*Material for the task*:
###
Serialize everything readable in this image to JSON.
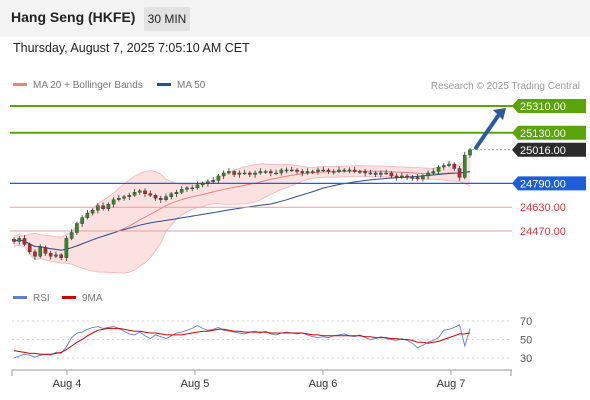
{
  "header": {
    "title": "Hang Seng (HKFE)",
    "timeframe": "30 MIN"
  },
  "datetime": "Thursday, August 7, 2025 7:05:10 AM CET",
  "legend": {
    "ma20": "MA 20 + Bollinger Bands",
    "ma50": "MA 50",
    "ma20_color": "#f08080",
    "ma50_color": "#2a4f8a"
  },
  "source": "Research © 2025 Trading Central",
  "rsi_legend": {
    "rsi": "RSI",
    "ma9": "9MA",
    "rsi_color": "#5b7fd6",
    "ma9_color": "#d40000"
  },
  "chart_data": {
    "type": "candlestick",
    "price_min": 24000,
    "price_max": 25400,
    "x_ticks": [
      "Aug 4",
      "Aug 5",
      "Aug 6",
      "Aug 7"
    ],
    "last_price": 25016,
    "levels": [
      {
        "label": "25310.00",
        "value": 25310,
        "kind": "target",
        "color": "#5aa50a"
      },
      {
        "label": "25130.00",
        "value": 25130,
        "kind": "resistance",
        "color": "#5aa50a"
      },
      {
        "label": "25016.00",
        "value": 25016,
        "kind": "last",
        "color": "#222222"
      },
      {
        "label": "24790.00",
        "value": 24790,
        "kind": "pivot",
        "color": "#1e5fd6"
      },
      {
        "label": "24630.00",
        "value": 24630,
        "kind": "support",
        "color": "#e8303a"
      },
      {
        "label": "24470.00",
        "value": 24470,
        "kind": "support",
        "color": "#e8303a"
      }
    ],
    "closes": [
      24400,
      24420,
      24380,
      24330,
      24300,
      24360,
      24320,
      24300,
      24310,
      24290,
      24420,
      24460,
      24520,
      24560,
      24590,
      24610,
      24640,
      24620,
      24650,
      24680,
      24690,
      24700,
      24710,
      24730,
      24740,
      24720,
      24710,
      24690,
      24680,
      24700,
      24720,
      24730,
      24750,
      24760,
      24760,
      24780,
      24790,
      24800,
      24810,
      24840,
      24860,
      24870,
      24850,
      24860,
      24860,
      24850,
      24860,
      24870,
      24870,
      24860,
      24860,
      24880,
      24880,
      24880,
      24870,
      24860,
      24870,
      24870,
      24880,
      24880,
      24870,
      24870,
      24880,
      24880,
      24880,
      24870,
      24870,
      24860,
      24860,
      24850,
      24860,
      24860,
      24840,
      24830,
      24840,
      24830,
      24830,
      24820,
      24840,
      24860,
      24870,
      24900,
      24910,
      24920,
      24890,
      24830,
      24980,
      25016
    ],
    "rsi_ticks": [
      70,
      50,
      30
    ],
    "rsi": [
      30,
      32,
      34,
      33,
      31,
      33,
      34,
      33,
      36,
      35,
      42,
      52,
      57,
      58,
      61,
      63,
      64,
      62,
      63,
      64,
      62,
      59,
      56,
      55,
      58,
      54,
      51,
      55,
      53,
      51,
      54,
      57,
      58,
      60,
      62,
      65,
      62,
      60,
      61,
      63,
      60,
      59,
      58,
      57,
      56,
      58,
      59,
      57,
      59,
      56,
      55,
      57,
      58,
      57,
      56,
      57,
      55,
      53,
      52,
      53,
      52,
      54,
      55,
      56,
      54,
      53,
      55,
      52,
      50,
      51,
      53,
      51,
      50,
      49,
      51,
      49,
      46,
      41,
      44,
      47,
      49,
      52,
      60,
      61,
      63,
      66,
      43,
      62
    ],
    "rsi_ma9": [
      38,
      37,
      36,
      35,
      35,
      34,
      34,
      34,
      35,
      36,
      39,
      43,
      47,
      50,
      54,
      57,
      60,
      61,
      62,
      62,
      62,
      61,
      60,
      59,
      59,
      58,
      57,
      57,
      56,
      55,
      55,
      55,
      55,
      56,
      57,
      58,
      59,
      59,
      60,
      61,
      61,
      60,
      59,
      59,
      58,
      58,
      58,
      58,
      58,
      57,
      57,
      57,
      57,
      57,
      57,
      57,
      56,
      55,
      55,
      54,
      54,
      54,
      54,
      54,
      54,
      54,
      54,
      53,
      53,
      52,
      52,
      52,
      51,
      51,
      50,
      50,
      49,
      47,
      47,
      46,
      47,
      48,
      50,
      52,
      54,
      56,
      56,
      57
    ]
  }
}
###
*What is asked*: Write the entries above out again exactly, but not the pictures.

*Reply to the exercise*:
Serialize everything readable in this image to JSON.
{
  "header": {
    "title": "Hang Seng (HKFE)",
    "timeframe": "30 MIN"
  },
  "datetime": "Thursday, August 7, 2025 7:05:10 AM CET",
  "legend": {
    "ma20": "MA 20 + Bollinger Bands",
    "ma50": "MA 50",
    "ma20_color": "#f08080",
    "ma50_color": "#2a4f8a"
  },
  "source": "Research © 2025 Trading Central",
  "rsi_legend": {
    "rsi": "RSI",
    "ma9": "9MA",
    "rsi_color": "#5b7fd6",
    "ma9_color": "#d40000"
  },
  "chart_data": {
    "type": "candlestick",
    "price_min": 24000,
    "price_max": 25400,
    "x_ticks": [
      "Aug 4",
      "Aug 5",
      "Aug 6",
      "Aug 7"
    ],
    "last_price": 25016,
    "levels": [
      {
        "label": "25310.00",
        "value": 25310,
        "kind": "target",
        "color": "#5aa50a"
      },
      {
        "label": "25130.00",
        "value": 25130,
        "kind": "resistance",
        "color": "#5aa50a"
      },
      {
        "label": "25016.00",
        "value": 25016,
        "kind": "last",
        "color": "#222222"
      },
      {
        "label": "24790.00",
        "value": 24790,
        "kind": "pivot",
        "color": "#1e5fd6"
      },
      {
        "label": "24630.00",
        "value": 24630,
        "kind": "support",
        "color": "#e8303a"
      },
      {
        "label": "24470.00",
        "value": 24470,
        "kind": "support",
        "color": "#e8303a"
      }
    ],
    "closes": [
      24400,
      24420,
      24380,
      24330,
      24300,
      24360,
      24320,
      24300,
      24310,
      24290,
      24420,
      24460,
      24520,
      24560,
      24590,
      24610,
      24640,
      24620,
      24650,
      24680,
      24690,
      24700,
      24710,
      24730,
      24740,
      24720,
      24710,
      24690,
      24680,
      24700,
      24720,
      24730,
      24750,
      24760,
      24760,
      24780,
      24790,
      24800,
      24810,
      24840,
      24860,
      24870,
      24850,
      24860,
      24860,
      24850,
      24860,
      24870,
      24870,
      24860,
      24860,
      24880,
      24880,
      24880,
      24870,
      24860,
      24870,
      24870,
      24880,
      24880,
      24870,
      24870,
      24880,
      24880,
      24880,
      24870,
      24870,
      24860,
      24860,
      24850,
      24860,
      24860,
      24840,
      24830,
      24840,
      24830,
      24830,
      24820,
      24840,
      24860,
      24870,
      24900,
      24910,
      24920,
      24890,
      24830,
      24980,
      25016
    ],
    "rsi_ticks": [
      70,
      50,
      30
    ],
    "rsi": [
      30,
      32,
      34,
      33,
      31,
      33,
      34,
      33,
      36,
      35,
      42,
      52,
      57,
      58,
      61,
      63,
      64,
      62,
      63,
      64,
      62,
      59,
      56,
      55,
      58,
      54,
      51,
      55,
      53,
      51,
      54,
      57,
      58,
      60,
      62,
      65,
      62,
      60,
      61,
      63,
      60,
      59,
      58,
      57,
      56,
      58,
      59,
      57,
      59,
      56,
      55,
      57,
      58,
      57,
      56,
      57,
      55,
      53,
      52,
      53,
      52,
      54,
      55,
      56,
      54,
      53,
      55,
      52,
      50,
      51,
      53,
      51,
      50,
      49,
      51,
      49,
      46,
      41,
      44,
      47,
      49,
      52,
      60,
      61,
      63,
      66,
      43,
      62
    ],
    "rsi_ma9": [
      38,
      37,
      36,
      35,
      35,
      34,
      34,
      34,
      35,
      36,
      39,
      43,
      47,
      50,
      54,
      57,
      60,
      61,
      62,
      62,
      62,
      61,
      60,
      59,
      59,
      58,
      57,
      57,
      56,
      55,
      55,
      55,
      55,
      56,
      57,
      58,
      59,
      59,
      60,
      61,
      61,
      60,
      59,
      59,
      58,
      58,
      58,
      58,
      58,
      57,
      57,
      57,
      57,
      57,
      57,
      57,
      56,
      55,
      55,
      54,
      54,
      54,
      54,
      54,
      54,
      54,
      54,
      53,
      53,
      52,
      52,
      52,
      51,
      51,
      50,
      50,
      49,
      47,
      47,
      46,
      47,
      48,
      50,
      52,
      54,
      56,
      56,
      57
    ]
  }
}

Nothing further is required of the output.